* **Goal**
Below is a block of records. Copy every line in it that contains the word "text".

Stored records
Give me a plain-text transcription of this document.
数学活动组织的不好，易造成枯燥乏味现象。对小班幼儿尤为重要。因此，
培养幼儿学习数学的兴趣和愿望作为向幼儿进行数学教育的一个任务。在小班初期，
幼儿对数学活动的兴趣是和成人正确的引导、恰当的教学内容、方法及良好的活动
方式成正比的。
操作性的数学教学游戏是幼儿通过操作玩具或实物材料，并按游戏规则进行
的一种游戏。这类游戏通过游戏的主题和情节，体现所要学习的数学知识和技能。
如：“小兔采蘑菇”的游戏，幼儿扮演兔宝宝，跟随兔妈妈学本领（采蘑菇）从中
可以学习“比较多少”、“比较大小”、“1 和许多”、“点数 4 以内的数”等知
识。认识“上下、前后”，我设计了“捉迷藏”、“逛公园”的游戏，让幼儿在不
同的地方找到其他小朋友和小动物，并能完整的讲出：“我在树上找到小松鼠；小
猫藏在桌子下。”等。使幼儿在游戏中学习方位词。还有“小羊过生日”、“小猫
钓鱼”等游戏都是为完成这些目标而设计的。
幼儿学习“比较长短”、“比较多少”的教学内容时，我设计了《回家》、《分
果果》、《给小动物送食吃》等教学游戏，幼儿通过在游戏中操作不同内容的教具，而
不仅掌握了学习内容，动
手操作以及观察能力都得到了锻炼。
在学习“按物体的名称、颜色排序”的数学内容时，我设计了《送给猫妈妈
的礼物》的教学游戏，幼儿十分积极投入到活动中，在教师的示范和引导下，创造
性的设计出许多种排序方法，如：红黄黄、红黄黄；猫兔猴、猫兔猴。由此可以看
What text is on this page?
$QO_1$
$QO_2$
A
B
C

* * *

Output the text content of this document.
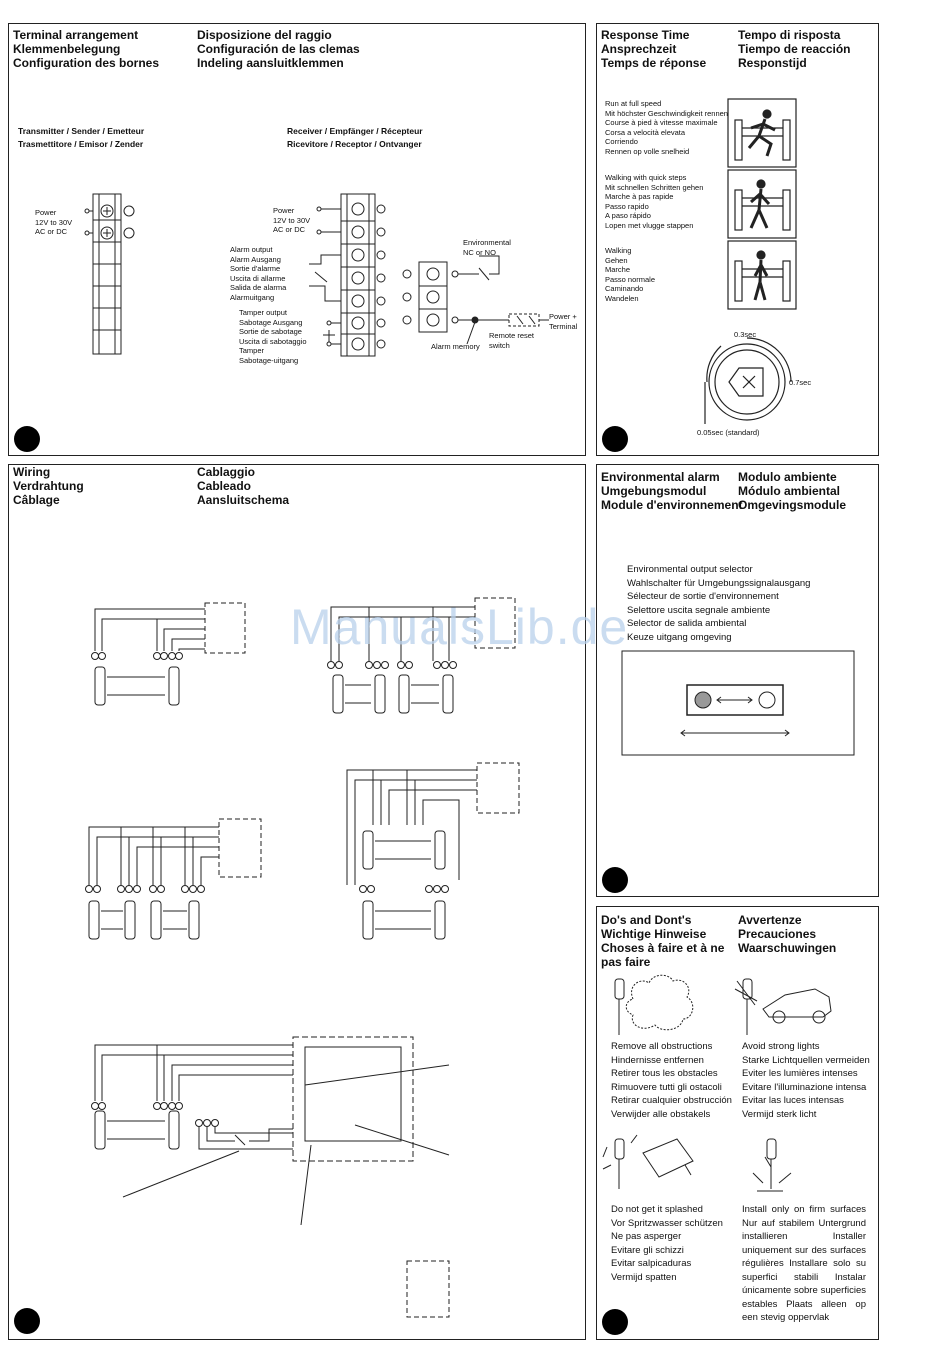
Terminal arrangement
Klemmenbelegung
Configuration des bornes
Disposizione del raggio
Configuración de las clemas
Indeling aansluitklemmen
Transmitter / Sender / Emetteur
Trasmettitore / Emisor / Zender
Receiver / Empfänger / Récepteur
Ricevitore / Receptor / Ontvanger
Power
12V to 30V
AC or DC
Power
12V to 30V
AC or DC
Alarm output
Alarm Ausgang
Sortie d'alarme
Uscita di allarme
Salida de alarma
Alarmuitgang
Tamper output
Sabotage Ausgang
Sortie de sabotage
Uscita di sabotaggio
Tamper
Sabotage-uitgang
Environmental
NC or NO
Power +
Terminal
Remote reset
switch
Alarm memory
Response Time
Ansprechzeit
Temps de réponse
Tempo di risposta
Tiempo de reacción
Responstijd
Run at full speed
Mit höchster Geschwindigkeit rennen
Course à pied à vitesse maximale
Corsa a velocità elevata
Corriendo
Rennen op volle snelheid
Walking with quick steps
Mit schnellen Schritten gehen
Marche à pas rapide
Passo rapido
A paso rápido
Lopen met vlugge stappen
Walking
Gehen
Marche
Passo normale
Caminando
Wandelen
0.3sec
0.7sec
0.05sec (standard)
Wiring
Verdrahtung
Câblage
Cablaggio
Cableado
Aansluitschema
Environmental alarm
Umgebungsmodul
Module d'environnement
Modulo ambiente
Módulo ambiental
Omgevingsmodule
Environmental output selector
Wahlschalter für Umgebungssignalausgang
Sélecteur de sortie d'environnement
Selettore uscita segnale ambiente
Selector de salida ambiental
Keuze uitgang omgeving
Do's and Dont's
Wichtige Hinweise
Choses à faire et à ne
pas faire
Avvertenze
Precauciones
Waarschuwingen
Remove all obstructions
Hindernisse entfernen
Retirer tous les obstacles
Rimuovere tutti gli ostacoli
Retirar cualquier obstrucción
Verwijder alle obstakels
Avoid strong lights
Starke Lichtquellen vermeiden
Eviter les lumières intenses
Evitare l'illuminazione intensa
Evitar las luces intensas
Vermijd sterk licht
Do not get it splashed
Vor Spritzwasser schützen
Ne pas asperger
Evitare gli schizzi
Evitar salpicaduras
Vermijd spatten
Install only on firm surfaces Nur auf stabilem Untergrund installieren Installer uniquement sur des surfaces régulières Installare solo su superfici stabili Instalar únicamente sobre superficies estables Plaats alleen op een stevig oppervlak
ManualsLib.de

* **Solution to the exercise**
Give me a plain-text transcription of this document.
What text is on this page?
Output the text content of this document.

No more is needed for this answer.